_What the exercise asks_
Count lines holding the string "aufnehmen" in the data that follows. Reply with one number only.
++++ Materials provided
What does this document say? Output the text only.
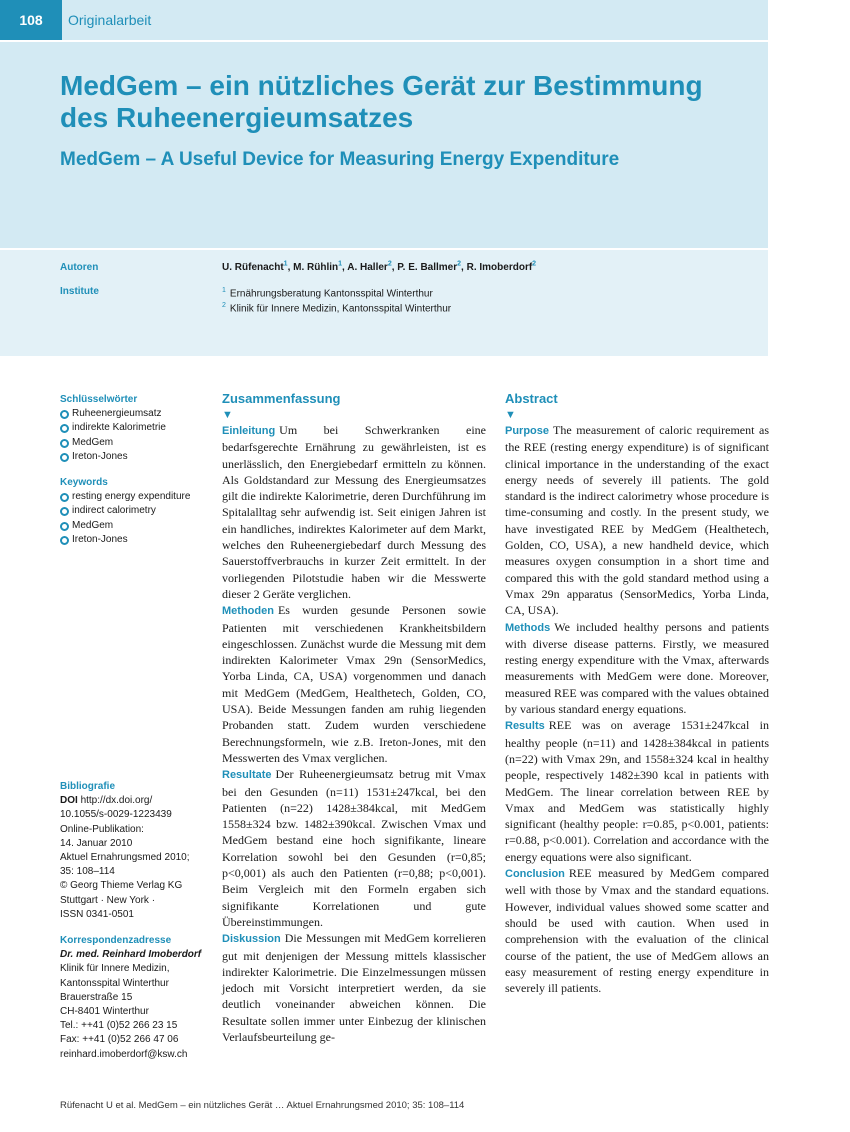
108	Originalarbeit
MedGem – ein nützliches Gerät zur Bestimmung
des Ruheenergieumsatzes
MedGem – A Useful Device for Measuring Energy Expenditure
Autoren
Institute
U. Rüfenacht$^1$, M. Rühlin$^1$, A. Haller$^2$, P. E. Ballmer$^2$, R. Imoberdorf$^2$
$^1$ Ernährungsberatung Kantonsspital Winterthur
$^2$ Klinik für Innere Medizin, Kantonsspital Winterthur
Schlüsselwörter
Ruheenergieumsatz
indirekte Kalorimetrie
MedGem
Ireton-Jones
Keywords
resting energy expenditure
indirect calorimetry
MedGem
Ireton-Jones
Bibliografie
DOI http://dx.doi.org/
10.1055/s-0029-1223439
Online-Publikation:
14. Januar 2010
Aktuel Ernahrungsmed 2010;
35: 108–114
© Georg Thieme Verlag KG
Stuttgart · New York ·
ISSN 0341-0501
Korrespondenzadresse
Dr. med. Reinhard Imoberdorf
Klinik für Innere Medizin,
Kantonsspital Winterthur
Brauerstraße 15
CH-8401 Winterthur
Tel.: ++41 (0)52 266 23 15
Fax: ++41 (0)52 266 47 06
reinhard.imoberdorf@ksw.ch
Zusammenfassung
▼

Einleitung Um bei Schwerkranken eine bedarfsgerechte Ernährung zu gewährleisten, ist es unerlässlich, den Energiebedarf ermitteln zu können. Als Goldstandard zur Messung des Energieumsatzes gilt die indirekte Kalorimetrie, deren Durchführung im Spitalalltag sehr aufwendig ist. Seit einigen Jahren ist ein handliches, indirektes Kalorimeter auf dem Markt, welches den Ruheenergiebedarf durch Messung des Sauerstoffverbrauchs in kurzer Zeit ermittelt. In der vorliegenden Pilotstudie haben wir die Messwerte dieser 2 Geräte verglichen.

Methoden Es wurden gesunde Personen sowie Patienten mit verschiedenen Krankheitsbildern eingeschlossen. Zunächst wurde die Messung mit dem indirekten Kalorimeter Vmax 29n (SensorMedics, Yorba Linda, CA, USA) vorgenommen und danach mit MedGem (MedGem, Healthetech, Golden, CO, USA). Beide Messungen fanden am ruhig liegenden Probanden statt. Zudem wurden verschiedene Berechnungsformeln, wie z.B. Ireton-Jones, mit den Messwerten des Vmax verglichen.

Resultate Der Ruheenergieumsatz betrug mit Vmax bei den Gesunden (n=11) 1531±247kcal, bei den Patienten (n=22) 1428±384kcal, mit MedGem 1558±324 bzw. 1482±390kcal. Zwischen Vmax und MedGem bestand eine hoch signifikante, lineare Korrelation sowohl bei den Gesunden (r=0,85; p<0,001) als auch den Patienten (r=0,88; p<0,001). Beim Vergleich mit den Formeln ergaben sich signifikante Korrelationen und gute Übereinstimmungen.

Diskussion Die Messungen mit MedGem korrelieren gut mit denjenigen der Messung mittels klassischer indirekter Kalorimetrie. Die Einzelmessungen müssen jedoch mit Vorsicht interpretiert werden, da sie deutlich voneinander abweichen können. Die Resultate sollen immer unter Einbezug der klinischen Verlaufsbeurteilung ge-

Abstract
▼

Purpose The measurement of caloric requirement as the REE (resting energy expenditure) is of significant clinical importance in the understanding of the exact energy needs of severely ill patients. The gold standard is the indirect calorimetry whose procedure is time-consuming and costly. In the present study, we have investigated REE by MedGem (Healthetech, Golden, CO, USA), a new handheld device, which measures oxygen consumption in a short time and compared this with the gold standard method using a Vmax 29n apparatus (SensorMedics, Yorba Linda, CA, USA).

Methods We included healthy persons and patients with diverse disease patterns. Firstly, we measured resting energy expenditure with the Vmax, afterwards measurements with MedGem were done. Moreover, measured REE was compared with the values obtained by various standard energy equations.

Results REE was on average 1531±247kcal in healthy people (n=11) and 1428±384kcal in patients (n=22) with Vmax 29n, and 1558±324 kcal in healthy people, respectively 1482±390 kcal in patients with MedGem. The linear correlation between REE by Vmax and MedGem was statistically highly significant (healthy people: r=0.85, p<0.001, patients: r=0.88, p<0.001). Correlation and accordance with the energy equations were also significant.

Conclusion REE measured by MedGem compared well with those by Vmax and the standard equations. However, individual values showed some scatter and should be used with caution. When used in comprehension with the evaluation of the clinical course of the patient, the use of MedGem allows an easy measurement of resting energy expenditure in severely ill patients.

Rüfenacht U et al. MedGem – ein nützliches Gerät … Aktuel Ernahrungsmed 2010; 35: 108–114
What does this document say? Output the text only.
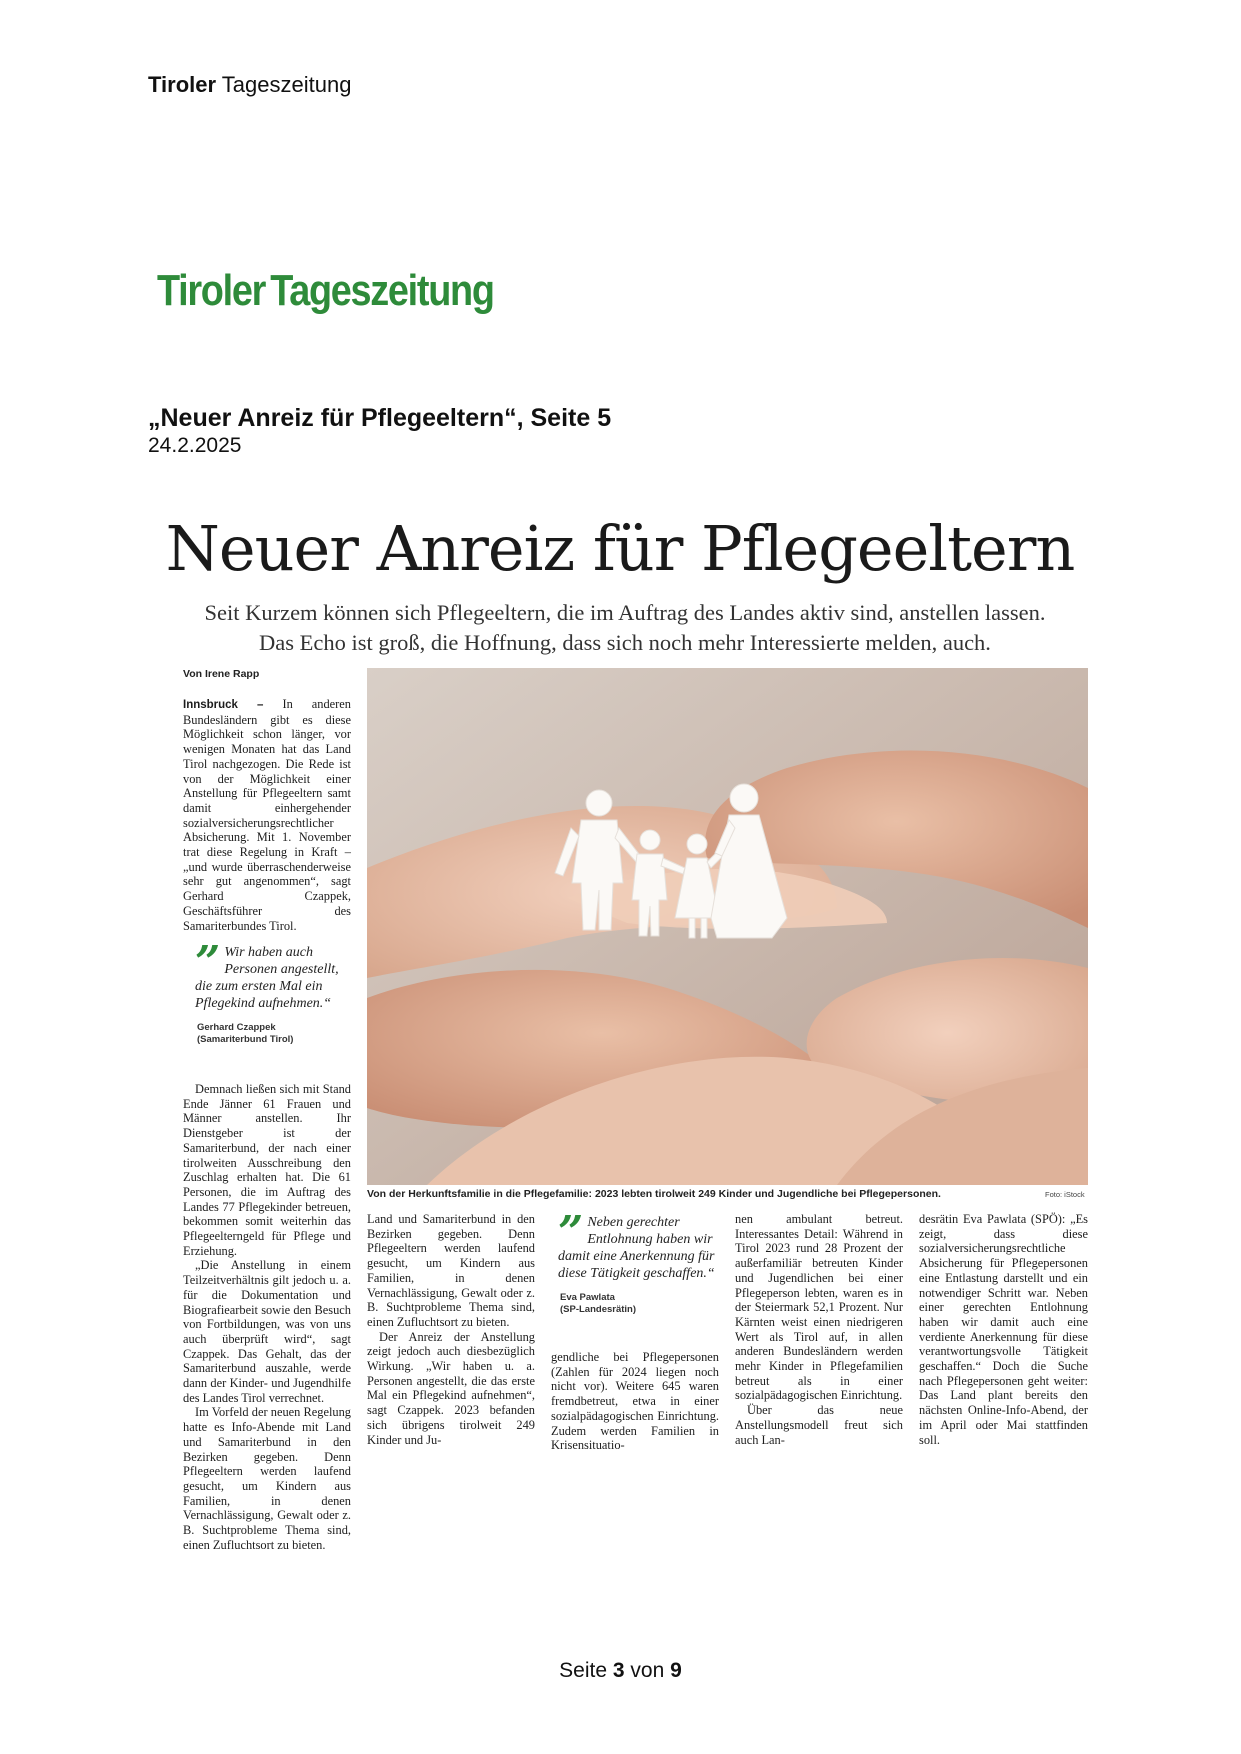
Tiroler Tageszeitung
Tiroler Tageszeitung
„Neuer Anreiz für Pflegeeltern“, Seite 5
24.2.2025
Neuer Anreiz für Pflegeeltern
Seit Kurzem können sich Pflegeeltern, die im Auftrag des Landes aktiv sind, anstellen lassen. Das Echo ist groß, die Hoffnung, dass sich noch mehr Interessierte melden, auch.
Von Irene Rapp

Innsbruck – In anderen Bundesländern gibt es diese Möglichkeit schon länger, vor wenigen Monaten hat das Land Tirol nachgezogen. Die Rede ist von der Möglichkeit einer Anstellung für Pflegeeltern samt damit einhergehender sozialversicherungsrechtlicher Absicherung. Mit 1. November trat diese Regelung in Kraft – „und wurde überraschenderweise sehr gut angenommen“, sagt Gerhard Czappek, Geschäftsführer des Samariterbundes Tirol.

” Wir haben auch Personen angestellt, die zum ersten Mal ein Pflegekind aufnehmen.“
Gerhard Czappek
(Samariterbund Tirol)

Demnach ließen sich mit Stand Ende Jänner 61 Frauen und Männer anstellen. Ihr Dienstgeber ist der Samariterbund, der nach einer tirolweiten Ausschreibung den Zuschlag erhalten hat. Die 61 Personen, die im Auftrag des Landes 77 Pflegekinder betreuen, bekommen somit weiterhin das Pflegeelterngeld für Pflege und Erziehung.

„Die Anstellung in einem Teilzeitverhältnis gilt jedoch u. a. für die Dokumentation und Biografiearbeit sowie den Besuch von Fortbildungen, was von uns auch überprüft wird“, sagt Czappek. Das Gehalt, das der Samariterbund auszahle, werde dann der Kinder- und Jugendhilfe des Landes Tirol verrechnet.

Im Vorfeld der neuen Regelung hatte es Info-Abende mit Land und Samariterbund in den Bezirken gegeben. Denn Pflegeeltern werden laufend gesucht, um Kindern aus Familien, in denen Vernachlässigung, Gewalt oder z. B. Suchtprobleme Thema sind, einen Zufluchtsort zu bieten.

Von der Herkunftsfamilie in die Pflegefamilie: 2023 lebten tirolweit 249 Kinder und Jugendliche bei Pflegepersonen.	Foto: iStock

Land und Samariterbund in den Bezirken gegeben. Denn Pflegeeltern werden laufend gesucht, um Kindern aus Familien, in denen Vernachlässigung, Gewalt oder z. B. Suchtprobleme Thema sind, einen Zufluchtsort zu bieten.

Der Anreiz der Anstellung zeigt jedoch auch diesbezüglich Wirkung. „Wir haben u. a. Personen angestellt, die das erste Mal ein Pflegekind aufnehmen“, sagt Czappek. 2023 befanden sich übrigens tirolweit 249 Kinder und Ju-

” Neben gerechter Entlohnung haben wir damit eine Anerkennung für diese Tätigkeit geschaffen.“
Eva Pawlata
(SP-Landesrätin)

gendliche bei Pflegepersonen (Zahlen für 2024 liegen noch nicht vor). Weitere 645 waren fremdbetreut, etwa in einer sozialpädagogischen Einrichtung. Zudem werden Familien in Krisensituatio-

nen ambulant betreut. Interessantes Detail: Während in Tirol 2023 rund 28 Prozent der außerfamiliär betreuten Kinder und Jugendlichen bei einer Pflegeperson lebten, waren es in der Steiermark 52,1 Prozent. Nur Kärnten weist einen niedrigeren Wert als Tirol auf, in allen anderen Bundesländern werden mehr Kinder in Pflegefamilien betreut als in einer sozialpädagogischen Einrichtung.

Über das neue Anstellungsmodell freut sich auch Lan-

desrätin Eva Pawlata (SPÖ): „Es zeigt, dass diese sozialversicherungsrechtliche Absicherung für Pflegepersonen eine Entlastung darstellt und ein notwendiger Schritt war. Neben einer gerechten Entlohnung haben wir damit auch eine verdiente Anerkennung für diese verantwortungsvolle Tätigkeit geschaffen.“ Doch die Suche nach Pflegepersonen geht weiter: Das Land plant bereits den nächsten Online-Info-Abend, der im April oder Mai stattfinden soll.

Seite 3 von 9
++++++++
_Task result_
2